* **WORK TO BE COMPLETED**
Keep every line of the data below that has the string "excipients" and present those lines.

Page content records:
Segment Open

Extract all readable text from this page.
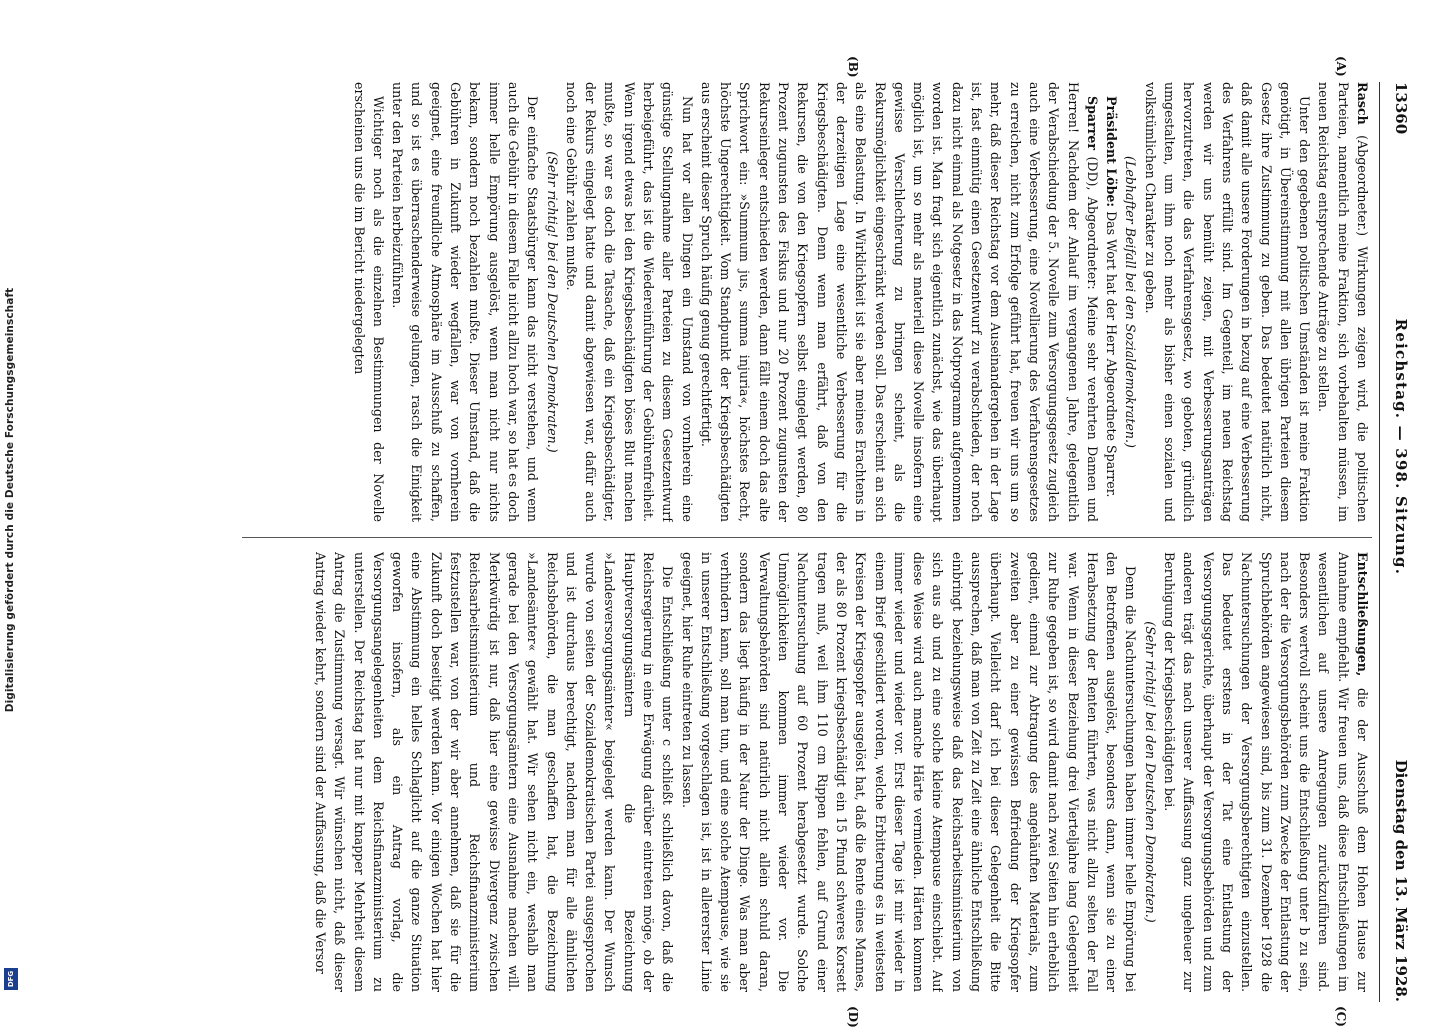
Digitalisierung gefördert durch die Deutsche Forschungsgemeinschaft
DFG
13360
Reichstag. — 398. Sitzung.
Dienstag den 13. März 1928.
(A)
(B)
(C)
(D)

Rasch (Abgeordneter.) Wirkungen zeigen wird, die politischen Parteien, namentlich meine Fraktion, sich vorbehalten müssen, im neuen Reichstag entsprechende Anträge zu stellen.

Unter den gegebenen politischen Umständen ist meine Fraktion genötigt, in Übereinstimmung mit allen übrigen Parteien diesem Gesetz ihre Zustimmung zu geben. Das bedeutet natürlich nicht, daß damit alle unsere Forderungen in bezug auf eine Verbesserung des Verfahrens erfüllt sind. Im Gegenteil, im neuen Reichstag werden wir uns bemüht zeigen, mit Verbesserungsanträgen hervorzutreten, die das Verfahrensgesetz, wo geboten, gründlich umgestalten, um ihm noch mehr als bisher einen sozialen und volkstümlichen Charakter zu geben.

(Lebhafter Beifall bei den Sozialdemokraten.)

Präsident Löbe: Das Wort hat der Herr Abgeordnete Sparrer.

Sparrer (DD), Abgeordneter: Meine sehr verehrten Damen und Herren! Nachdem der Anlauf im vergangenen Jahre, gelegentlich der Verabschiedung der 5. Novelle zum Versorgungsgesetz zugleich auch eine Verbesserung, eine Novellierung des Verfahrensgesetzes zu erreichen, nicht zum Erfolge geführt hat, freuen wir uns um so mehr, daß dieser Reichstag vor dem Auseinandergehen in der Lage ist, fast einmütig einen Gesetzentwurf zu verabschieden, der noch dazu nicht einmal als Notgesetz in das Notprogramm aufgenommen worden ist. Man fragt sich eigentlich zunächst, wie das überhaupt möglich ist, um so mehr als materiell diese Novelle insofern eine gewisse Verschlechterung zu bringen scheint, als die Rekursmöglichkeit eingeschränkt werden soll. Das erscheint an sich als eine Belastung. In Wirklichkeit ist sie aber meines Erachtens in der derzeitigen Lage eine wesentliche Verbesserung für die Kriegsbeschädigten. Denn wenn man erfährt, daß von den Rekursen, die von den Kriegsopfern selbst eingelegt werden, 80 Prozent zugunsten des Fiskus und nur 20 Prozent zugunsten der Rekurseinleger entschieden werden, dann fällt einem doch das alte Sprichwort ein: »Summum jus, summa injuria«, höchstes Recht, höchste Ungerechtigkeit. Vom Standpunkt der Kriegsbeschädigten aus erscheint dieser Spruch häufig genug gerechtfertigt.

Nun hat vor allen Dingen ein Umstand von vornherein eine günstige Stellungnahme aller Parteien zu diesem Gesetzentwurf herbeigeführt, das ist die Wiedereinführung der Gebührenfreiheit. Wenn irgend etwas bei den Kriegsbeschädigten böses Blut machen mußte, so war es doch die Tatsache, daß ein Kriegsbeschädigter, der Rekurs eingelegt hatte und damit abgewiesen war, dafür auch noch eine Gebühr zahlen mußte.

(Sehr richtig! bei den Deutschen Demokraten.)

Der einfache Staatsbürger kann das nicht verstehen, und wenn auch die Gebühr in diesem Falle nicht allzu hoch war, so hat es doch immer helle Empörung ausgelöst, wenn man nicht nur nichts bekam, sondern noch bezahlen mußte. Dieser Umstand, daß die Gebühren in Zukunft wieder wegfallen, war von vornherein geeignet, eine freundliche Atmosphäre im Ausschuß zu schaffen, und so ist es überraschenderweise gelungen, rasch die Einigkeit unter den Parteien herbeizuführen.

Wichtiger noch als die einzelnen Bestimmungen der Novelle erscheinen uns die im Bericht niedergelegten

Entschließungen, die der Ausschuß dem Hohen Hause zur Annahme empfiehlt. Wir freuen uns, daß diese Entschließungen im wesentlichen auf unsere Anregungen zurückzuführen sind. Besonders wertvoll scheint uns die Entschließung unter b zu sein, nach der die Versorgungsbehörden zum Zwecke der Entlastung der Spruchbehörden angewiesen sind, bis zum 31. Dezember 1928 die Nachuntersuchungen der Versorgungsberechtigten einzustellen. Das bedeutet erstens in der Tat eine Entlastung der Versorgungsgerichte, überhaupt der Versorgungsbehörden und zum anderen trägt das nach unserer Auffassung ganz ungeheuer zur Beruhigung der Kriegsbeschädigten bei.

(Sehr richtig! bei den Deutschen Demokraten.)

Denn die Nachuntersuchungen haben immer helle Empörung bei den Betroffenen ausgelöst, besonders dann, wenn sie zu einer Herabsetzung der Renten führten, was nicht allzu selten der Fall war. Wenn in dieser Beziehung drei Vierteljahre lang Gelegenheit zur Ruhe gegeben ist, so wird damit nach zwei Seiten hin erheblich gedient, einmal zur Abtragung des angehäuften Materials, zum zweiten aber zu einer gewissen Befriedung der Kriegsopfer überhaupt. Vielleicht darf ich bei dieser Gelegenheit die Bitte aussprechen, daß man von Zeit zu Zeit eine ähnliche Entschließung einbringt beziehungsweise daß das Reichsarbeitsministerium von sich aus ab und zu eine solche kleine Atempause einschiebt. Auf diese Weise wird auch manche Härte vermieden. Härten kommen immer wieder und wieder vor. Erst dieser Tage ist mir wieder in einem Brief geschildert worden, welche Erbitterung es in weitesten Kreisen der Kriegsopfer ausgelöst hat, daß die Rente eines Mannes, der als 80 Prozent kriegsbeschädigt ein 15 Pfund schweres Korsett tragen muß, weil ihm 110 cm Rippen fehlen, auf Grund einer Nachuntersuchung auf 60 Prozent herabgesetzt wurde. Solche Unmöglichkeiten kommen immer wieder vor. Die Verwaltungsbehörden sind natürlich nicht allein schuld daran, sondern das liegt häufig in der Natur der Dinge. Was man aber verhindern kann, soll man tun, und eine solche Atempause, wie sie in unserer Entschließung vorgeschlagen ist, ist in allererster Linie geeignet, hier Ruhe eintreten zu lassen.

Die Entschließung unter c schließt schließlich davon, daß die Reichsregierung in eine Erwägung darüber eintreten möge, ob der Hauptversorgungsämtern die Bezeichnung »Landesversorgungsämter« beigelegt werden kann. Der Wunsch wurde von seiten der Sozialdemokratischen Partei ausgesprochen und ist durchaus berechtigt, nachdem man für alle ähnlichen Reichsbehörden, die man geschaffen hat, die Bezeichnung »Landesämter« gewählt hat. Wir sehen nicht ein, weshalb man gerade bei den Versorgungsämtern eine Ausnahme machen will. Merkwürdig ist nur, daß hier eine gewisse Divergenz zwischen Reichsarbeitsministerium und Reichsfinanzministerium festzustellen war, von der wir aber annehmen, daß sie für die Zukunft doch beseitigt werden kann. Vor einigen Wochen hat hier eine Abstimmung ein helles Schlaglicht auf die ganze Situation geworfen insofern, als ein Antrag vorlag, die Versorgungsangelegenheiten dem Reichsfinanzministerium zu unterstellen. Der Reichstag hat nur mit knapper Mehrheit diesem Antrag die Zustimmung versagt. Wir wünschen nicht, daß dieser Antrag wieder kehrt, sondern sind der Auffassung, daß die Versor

Segment Closed
Segment Open

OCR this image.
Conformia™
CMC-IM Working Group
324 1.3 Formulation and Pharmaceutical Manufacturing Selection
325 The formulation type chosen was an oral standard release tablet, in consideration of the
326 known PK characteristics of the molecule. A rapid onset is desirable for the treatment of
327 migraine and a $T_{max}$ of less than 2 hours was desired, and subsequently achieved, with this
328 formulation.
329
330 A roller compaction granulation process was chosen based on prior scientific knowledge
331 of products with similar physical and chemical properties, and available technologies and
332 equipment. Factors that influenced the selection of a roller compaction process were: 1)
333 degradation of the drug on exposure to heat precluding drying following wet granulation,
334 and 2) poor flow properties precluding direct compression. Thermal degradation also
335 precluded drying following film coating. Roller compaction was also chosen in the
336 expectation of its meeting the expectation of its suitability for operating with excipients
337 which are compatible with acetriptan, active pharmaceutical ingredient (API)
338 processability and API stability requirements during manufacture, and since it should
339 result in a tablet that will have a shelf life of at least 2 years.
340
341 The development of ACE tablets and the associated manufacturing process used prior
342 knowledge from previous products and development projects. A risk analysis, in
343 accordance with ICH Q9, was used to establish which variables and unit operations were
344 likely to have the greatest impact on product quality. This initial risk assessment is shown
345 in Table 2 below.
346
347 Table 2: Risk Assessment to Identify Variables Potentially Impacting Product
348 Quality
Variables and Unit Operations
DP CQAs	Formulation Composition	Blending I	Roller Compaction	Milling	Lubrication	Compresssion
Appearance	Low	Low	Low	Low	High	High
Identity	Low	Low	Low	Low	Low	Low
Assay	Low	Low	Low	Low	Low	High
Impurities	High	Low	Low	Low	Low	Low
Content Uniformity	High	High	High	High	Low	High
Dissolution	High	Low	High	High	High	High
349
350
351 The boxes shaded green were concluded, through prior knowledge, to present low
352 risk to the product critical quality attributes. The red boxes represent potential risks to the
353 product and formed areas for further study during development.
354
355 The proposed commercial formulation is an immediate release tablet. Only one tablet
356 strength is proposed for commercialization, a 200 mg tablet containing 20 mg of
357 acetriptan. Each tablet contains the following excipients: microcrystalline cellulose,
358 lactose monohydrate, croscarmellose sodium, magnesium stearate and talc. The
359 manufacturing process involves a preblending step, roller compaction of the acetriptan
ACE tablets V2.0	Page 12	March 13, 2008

Segment Closed

* **EXERCISE RESULT**
336 expectation of its meeting the expectation of its suitability for operating with excipients
357 acetriptan. Each tablet contains the following excipients: microcrystalline cellulose,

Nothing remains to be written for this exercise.